→ **SHORT EXERCISE**:
Answer the following questions using the article on Apollo's first quarter of 2024.
1. What was Apollo's original five-year debt origination target, and by what year was it to be reached?
2. What origination amount is Apollo now aiming for over the next five years?
3. According to Rowan, what do private markets offer as a core component of portfolio construction?

→ **PROVIDED TEXT**:
May 2, 2024 - APO
Apollo Global Management just reported a stellar first quarter of 2024. On the surface, it's a story of record inflows, robust origination, and continued momentum in key growth areas like retirement services and global wealth. But beneath the celebratory headlines, a subtle shift in Apollo's strategy reveals a deeper understanding of the evolving dynamics of the private markets. While others rush to capitalize on the seemingly insatiable appetite for alternative assets, Apollo is exercising a deliberate restraint, prioritizing long-term sustainability over short-term gains.
This measured approach is most evident in their stance on origination. As CEO Marc Rowan emphatically stated, "Origination, origination, origination for us." It's not just a mantra; it's the cornerstone of their philosophy. While they celebrate exceeding their original five-year debt origination target of $150 billion by 2026, they are already looking further, aiming for a staggering $200 billion to $250 billion in the next five years. This ambition is not driven by blind opportunism, but by a calculated assessment of the evolving market landscape.
Rowan astutely observes a paradigm shift in investor perception, where private markets are no longer viewed as a niche allocation for excess returns, but as a core component of portfolio construction, offering diversification and potentially "best return" across the risk spectrum. This evolving perception, coupled with the increasing commoditization of public markets, fuels a massive demand for private assets. However, Apollo recognizes the potential pitfalls of unchecked growth in this environment.

→ **DATA SECTION**:
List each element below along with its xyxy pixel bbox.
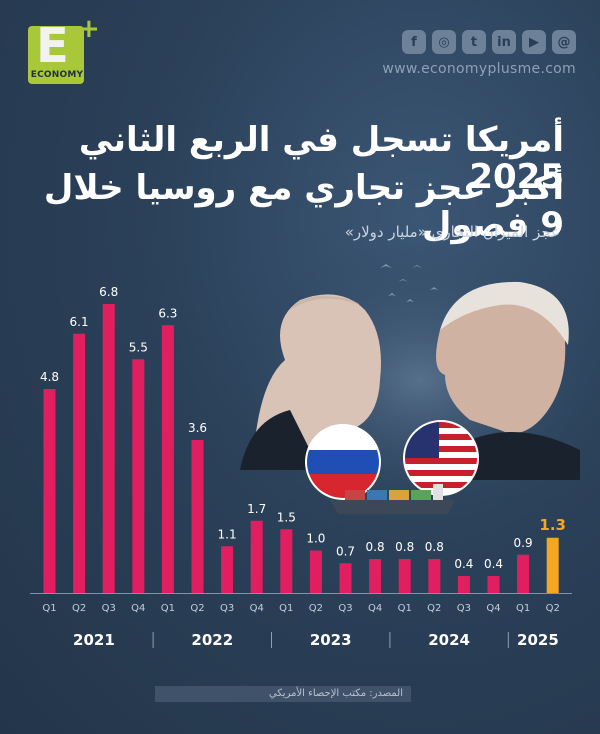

→ **SOLVED PROBLEM**:
1. $150 billion, by 2026.
2. $200 billion to $250 billion.
3. Diversification and potentially "best return" across the risk spectrum.